-------- Provided records
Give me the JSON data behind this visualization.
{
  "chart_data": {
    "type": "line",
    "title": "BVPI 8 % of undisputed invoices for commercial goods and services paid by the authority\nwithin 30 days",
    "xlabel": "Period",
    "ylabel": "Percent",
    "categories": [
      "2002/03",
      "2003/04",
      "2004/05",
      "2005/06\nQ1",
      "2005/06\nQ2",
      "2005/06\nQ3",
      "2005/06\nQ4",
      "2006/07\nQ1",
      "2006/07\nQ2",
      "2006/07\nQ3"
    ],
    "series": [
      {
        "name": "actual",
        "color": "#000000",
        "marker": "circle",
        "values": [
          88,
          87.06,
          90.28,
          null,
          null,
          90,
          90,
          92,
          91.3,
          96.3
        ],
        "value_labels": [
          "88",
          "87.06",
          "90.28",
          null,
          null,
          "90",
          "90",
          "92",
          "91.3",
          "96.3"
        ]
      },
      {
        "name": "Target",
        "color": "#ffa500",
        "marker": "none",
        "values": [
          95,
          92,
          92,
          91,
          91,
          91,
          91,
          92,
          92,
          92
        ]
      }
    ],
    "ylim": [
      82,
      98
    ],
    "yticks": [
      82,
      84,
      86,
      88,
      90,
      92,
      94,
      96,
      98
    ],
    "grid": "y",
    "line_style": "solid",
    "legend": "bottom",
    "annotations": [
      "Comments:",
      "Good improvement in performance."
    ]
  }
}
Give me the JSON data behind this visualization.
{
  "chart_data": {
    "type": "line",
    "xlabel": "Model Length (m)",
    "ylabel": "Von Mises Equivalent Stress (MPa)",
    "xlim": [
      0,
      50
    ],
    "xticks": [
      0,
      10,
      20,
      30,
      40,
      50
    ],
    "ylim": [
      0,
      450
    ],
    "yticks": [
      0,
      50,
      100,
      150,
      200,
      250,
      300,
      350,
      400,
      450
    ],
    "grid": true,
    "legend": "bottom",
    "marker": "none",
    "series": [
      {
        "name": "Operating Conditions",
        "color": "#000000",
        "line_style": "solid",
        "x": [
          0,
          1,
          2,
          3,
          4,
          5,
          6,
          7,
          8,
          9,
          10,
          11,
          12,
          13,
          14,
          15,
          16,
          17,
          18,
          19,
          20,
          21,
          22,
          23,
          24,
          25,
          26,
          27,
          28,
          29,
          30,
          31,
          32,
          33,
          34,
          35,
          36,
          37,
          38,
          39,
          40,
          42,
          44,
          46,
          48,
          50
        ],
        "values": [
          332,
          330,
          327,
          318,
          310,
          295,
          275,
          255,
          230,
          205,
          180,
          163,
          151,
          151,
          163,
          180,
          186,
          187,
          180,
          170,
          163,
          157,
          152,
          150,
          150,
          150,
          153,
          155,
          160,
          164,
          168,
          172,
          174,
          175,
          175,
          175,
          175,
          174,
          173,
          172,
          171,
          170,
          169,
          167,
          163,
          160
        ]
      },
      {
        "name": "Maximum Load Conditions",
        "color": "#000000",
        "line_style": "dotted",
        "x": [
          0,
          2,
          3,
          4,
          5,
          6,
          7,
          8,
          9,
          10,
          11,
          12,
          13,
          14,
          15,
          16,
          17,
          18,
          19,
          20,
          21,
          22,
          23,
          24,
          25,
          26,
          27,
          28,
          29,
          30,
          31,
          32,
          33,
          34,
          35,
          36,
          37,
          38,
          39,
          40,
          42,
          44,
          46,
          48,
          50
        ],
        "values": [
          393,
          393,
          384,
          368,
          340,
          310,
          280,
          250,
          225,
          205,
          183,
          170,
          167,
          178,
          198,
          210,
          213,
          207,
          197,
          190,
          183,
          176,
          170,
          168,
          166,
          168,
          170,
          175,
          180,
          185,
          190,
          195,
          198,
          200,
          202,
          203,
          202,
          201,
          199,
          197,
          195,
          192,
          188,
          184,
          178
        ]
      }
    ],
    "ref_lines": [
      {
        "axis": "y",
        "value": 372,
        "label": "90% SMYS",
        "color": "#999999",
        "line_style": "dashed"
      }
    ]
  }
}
----------------
-------- Provided records
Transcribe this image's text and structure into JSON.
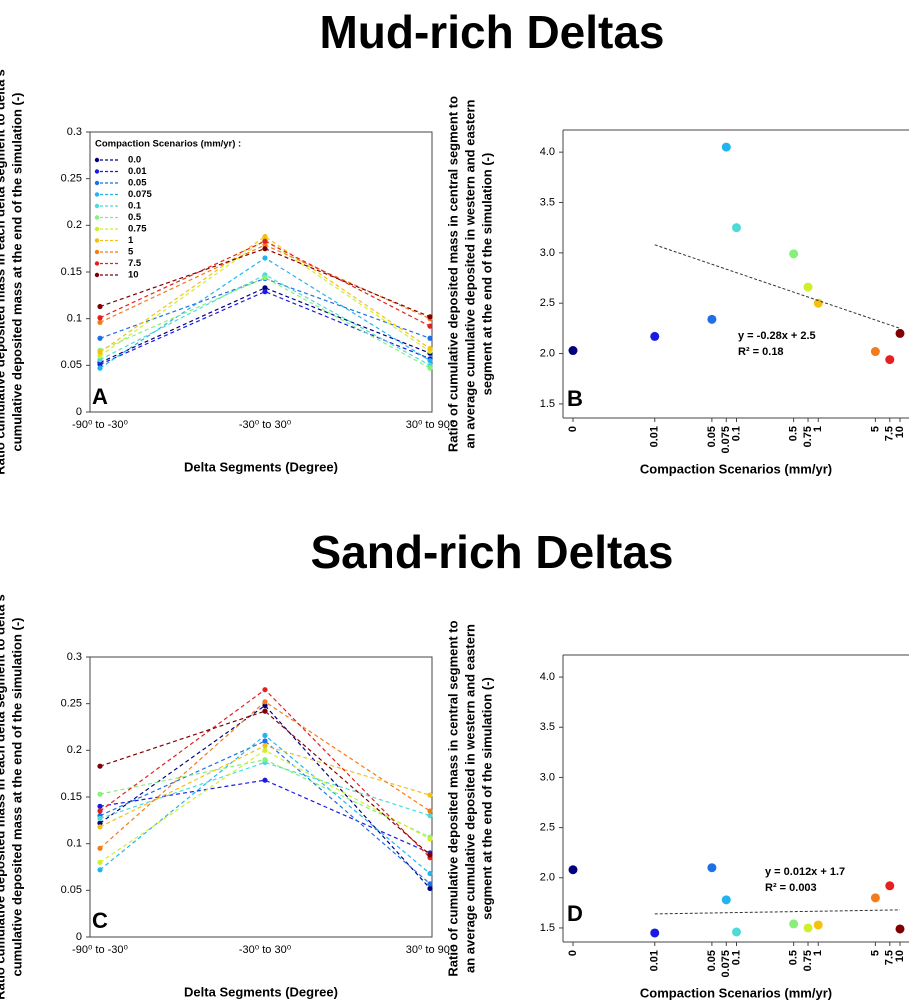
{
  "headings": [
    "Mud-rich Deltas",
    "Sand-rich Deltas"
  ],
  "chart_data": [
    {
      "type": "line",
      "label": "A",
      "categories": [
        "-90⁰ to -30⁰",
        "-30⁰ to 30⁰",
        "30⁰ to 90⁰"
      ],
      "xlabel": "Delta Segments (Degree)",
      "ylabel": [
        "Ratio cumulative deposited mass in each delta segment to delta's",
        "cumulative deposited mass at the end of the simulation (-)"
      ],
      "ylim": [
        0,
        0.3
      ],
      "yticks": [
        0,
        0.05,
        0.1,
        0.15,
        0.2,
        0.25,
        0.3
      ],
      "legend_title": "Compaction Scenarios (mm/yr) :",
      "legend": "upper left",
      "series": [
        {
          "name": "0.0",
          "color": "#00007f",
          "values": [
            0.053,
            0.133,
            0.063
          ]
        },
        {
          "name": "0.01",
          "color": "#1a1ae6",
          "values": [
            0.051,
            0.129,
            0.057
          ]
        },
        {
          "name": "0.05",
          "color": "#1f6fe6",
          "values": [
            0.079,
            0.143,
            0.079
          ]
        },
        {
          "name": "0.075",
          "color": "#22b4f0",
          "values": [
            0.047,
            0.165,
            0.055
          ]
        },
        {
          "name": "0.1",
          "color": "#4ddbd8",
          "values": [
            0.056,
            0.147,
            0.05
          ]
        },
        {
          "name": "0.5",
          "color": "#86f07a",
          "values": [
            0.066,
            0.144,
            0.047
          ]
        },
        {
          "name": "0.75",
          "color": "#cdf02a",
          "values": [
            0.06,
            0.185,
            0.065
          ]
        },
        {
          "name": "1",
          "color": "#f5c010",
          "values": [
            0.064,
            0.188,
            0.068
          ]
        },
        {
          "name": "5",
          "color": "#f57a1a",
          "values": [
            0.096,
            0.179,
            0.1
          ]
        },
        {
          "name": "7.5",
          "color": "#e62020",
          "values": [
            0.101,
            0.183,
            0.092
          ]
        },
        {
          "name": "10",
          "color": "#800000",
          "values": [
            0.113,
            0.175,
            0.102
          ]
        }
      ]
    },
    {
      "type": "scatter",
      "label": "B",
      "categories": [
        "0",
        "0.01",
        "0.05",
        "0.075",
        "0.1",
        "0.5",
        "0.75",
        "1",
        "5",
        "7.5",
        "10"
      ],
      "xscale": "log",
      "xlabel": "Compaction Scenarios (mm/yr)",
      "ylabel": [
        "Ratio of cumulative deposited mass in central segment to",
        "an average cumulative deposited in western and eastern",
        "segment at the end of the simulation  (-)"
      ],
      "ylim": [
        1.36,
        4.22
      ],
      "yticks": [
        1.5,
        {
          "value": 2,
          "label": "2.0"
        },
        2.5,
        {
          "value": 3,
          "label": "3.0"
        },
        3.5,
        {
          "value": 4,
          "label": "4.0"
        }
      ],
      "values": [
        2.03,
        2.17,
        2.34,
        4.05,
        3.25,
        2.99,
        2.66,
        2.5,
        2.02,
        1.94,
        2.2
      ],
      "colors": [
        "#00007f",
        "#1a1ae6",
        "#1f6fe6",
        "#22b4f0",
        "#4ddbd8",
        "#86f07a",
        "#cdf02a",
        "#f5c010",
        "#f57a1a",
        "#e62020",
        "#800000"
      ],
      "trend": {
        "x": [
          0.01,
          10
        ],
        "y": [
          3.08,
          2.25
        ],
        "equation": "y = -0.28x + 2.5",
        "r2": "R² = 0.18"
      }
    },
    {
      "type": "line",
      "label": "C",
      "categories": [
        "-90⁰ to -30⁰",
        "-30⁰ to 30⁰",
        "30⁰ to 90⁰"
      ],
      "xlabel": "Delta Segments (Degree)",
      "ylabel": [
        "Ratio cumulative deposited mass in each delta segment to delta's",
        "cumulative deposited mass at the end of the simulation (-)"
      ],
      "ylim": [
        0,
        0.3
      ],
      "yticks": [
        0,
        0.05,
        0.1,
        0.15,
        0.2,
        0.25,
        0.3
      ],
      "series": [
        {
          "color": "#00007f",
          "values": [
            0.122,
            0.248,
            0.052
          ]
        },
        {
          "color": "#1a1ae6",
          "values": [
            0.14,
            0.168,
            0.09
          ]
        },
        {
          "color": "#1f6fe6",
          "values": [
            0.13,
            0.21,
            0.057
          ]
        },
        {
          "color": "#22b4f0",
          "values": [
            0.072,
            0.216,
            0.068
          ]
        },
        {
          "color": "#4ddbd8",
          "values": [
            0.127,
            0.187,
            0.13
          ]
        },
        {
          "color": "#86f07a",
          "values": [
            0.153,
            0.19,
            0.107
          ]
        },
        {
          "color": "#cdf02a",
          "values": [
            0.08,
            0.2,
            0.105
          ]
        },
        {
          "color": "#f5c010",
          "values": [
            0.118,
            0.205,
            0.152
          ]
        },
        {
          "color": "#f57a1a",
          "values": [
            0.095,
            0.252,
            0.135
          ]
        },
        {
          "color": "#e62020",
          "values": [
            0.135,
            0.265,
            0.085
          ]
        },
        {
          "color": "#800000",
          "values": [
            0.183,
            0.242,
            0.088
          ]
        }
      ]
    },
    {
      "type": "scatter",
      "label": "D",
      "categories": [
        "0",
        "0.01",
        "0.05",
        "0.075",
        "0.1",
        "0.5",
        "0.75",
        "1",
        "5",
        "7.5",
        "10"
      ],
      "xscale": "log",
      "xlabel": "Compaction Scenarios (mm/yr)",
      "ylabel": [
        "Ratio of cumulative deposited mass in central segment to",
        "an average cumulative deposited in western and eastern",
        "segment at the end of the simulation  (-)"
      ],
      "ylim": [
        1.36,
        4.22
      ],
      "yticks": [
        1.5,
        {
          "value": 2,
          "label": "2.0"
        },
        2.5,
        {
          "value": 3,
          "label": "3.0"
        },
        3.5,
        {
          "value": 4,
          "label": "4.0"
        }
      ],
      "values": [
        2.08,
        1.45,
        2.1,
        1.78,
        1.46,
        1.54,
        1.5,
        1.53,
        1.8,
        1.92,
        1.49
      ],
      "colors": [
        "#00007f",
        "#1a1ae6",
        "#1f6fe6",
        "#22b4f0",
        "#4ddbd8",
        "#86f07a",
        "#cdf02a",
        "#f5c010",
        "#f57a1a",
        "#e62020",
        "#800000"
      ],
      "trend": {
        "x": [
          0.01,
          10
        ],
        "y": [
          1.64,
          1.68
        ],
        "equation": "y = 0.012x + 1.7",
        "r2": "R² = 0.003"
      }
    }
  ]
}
----------------
• _Stated exercise_:
Every line containing the string "equation" must be listed.

• _Correct output_:
        "equation": "y = -0.28x + 2.5",
        "equation": "y = 0.012x + 1.7",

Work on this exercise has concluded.